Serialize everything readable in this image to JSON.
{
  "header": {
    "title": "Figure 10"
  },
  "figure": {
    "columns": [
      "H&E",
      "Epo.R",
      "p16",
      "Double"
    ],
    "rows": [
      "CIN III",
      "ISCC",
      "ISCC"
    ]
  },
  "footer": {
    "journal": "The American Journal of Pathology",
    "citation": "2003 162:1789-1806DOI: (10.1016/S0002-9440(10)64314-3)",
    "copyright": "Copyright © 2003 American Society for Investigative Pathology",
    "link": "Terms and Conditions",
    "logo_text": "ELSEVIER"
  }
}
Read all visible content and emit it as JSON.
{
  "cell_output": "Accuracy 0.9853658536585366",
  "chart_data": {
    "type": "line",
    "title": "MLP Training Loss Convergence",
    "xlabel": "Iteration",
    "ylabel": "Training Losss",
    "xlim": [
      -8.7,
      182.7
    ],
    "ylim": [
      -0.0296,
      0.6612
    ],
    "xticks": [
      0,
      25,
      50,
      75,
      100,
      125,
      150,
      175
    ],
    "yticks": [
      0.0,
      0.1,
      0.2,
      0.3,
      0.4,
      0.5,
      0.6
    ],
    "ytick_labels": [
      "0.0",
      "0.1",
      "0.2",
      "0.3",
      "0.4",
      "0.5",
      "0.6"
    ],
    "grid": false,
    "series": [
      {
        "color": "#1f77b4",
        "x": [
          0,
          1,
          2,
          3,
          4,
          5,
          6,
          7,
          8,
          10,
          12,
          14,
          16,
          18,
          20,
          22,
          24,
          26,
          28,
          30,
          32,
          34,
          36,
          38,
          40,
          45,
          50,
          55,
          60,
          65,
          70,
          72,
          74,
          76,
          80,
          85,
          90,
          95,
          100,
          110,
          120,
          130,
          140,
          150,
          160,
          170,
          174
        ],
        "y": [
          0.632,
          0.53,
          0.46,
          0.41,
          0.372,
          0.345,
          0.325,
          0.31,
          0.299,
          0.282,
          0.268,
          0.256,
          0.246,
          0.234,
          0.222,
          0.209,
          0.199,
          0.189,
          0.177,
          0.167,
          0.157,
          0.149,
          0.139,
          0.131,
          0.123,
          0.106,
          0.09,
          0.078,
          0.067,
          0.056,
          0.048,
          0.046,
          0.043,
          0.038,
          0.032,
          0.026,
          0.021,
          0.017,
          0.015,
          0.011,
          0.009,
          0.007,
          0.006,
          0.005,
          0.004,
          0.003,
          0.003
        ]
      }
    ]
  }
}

======

§ Stated task
The records above are to be copied in full, exactly as written.

§ Correct answer
Serialize everything readable in this image to JSON.
{
  "header": {
    "title": "Figure 10"
  },
  "figure": {
    "columns": [
      "H&E",
      "Epo.R",
      "p16",
      "Double"
    ],
    "rows": [
      "CIN III",
      "ISCC",
      "ISCC"
    ]
  },
  "footer": {
    "journal": "The American Journal of Pathology",
    "citation": "2003 162:1789-1806DOI: (10.1016/S0002-9440(10)64314-3)",
    "copyright": "Copyright © 2003 American Society for Investigative Pathology",
    "link": "Terms and Conditions",
    "logo_text": "ELSEVIER"
  }
}
Read all visible content and emit it as JSON.
{
  "cell_output": "Accuracy 0.9853658536585366",
  "chart_data": {
    "type": "line",
    "title": "MLP Training Loss Convergence",
    "xlabel": "Iteration",
    "ylabel": "Training Losss",
    "xlim": [
      -8.7,
      182.7
    ],
    "ylim": [
      -0.0296,
      0.6612
    ],
    "xticks": [
      0,
      25,
      50,
      75,
      100,
      125,
      150,
      175
    ],
    "yticks": [
      0.0,
      0.1,
      0.2,
      0.3,
      0.4,
      0.5,
      0.6
    ],
    "ytick_labels": [
      "0.0",
      "0.1",
      "0.2",
      "0.3",
      "0.4",
      "0.5",
      "0.6"
    ],
    "grid": false,
    "series": [
      {
        "color": "#1f77b4",
        "x": [
          0,
          1,
          2,
          3,
          4,
          5,
          6,
          7,
          8,
          10,
          12,
          14,
          16,
          18,
          20,
          22,
          24,
          26,
          28,
          30,
          32,
          34,
          36,
          38,
          40,
          45,
          50,
          55,
          60,
          65,
          70,
          72,
          74,
          76,
          80,
          85,
          90,
          95,
          100,
          110,
          120,
          130,
          140,
          150,
          160,
          170,
          174
        ],
        "y": [
          0.632,
          0.53,
          0.46,
          0.41,
          0.372,
          0.345,
          0.325,
          0.31,
          0.299,
          0.282,
          0.268,
          0.256,
          0.246,
          0.234,
          0.222,
          0.209,
          0.199,
          0.189,
          0.177,
          0.167,
          0.157,
          0.149,
          0.139,
          0.131,
          0.123,
          0.106,
          0.09,
          0.078,
          0.067,
          0.056,
          0.048,
          0.046,
          0.043,
          0.038,
          0.032,
          0.026,
          0.021,
          0.017,
          0.015,
          0.011,
          0.009,
          0.007,
          0.006,
          0.005,
          0.004,
          0.003,
          0.003
        ]
      }
    ]
  }
}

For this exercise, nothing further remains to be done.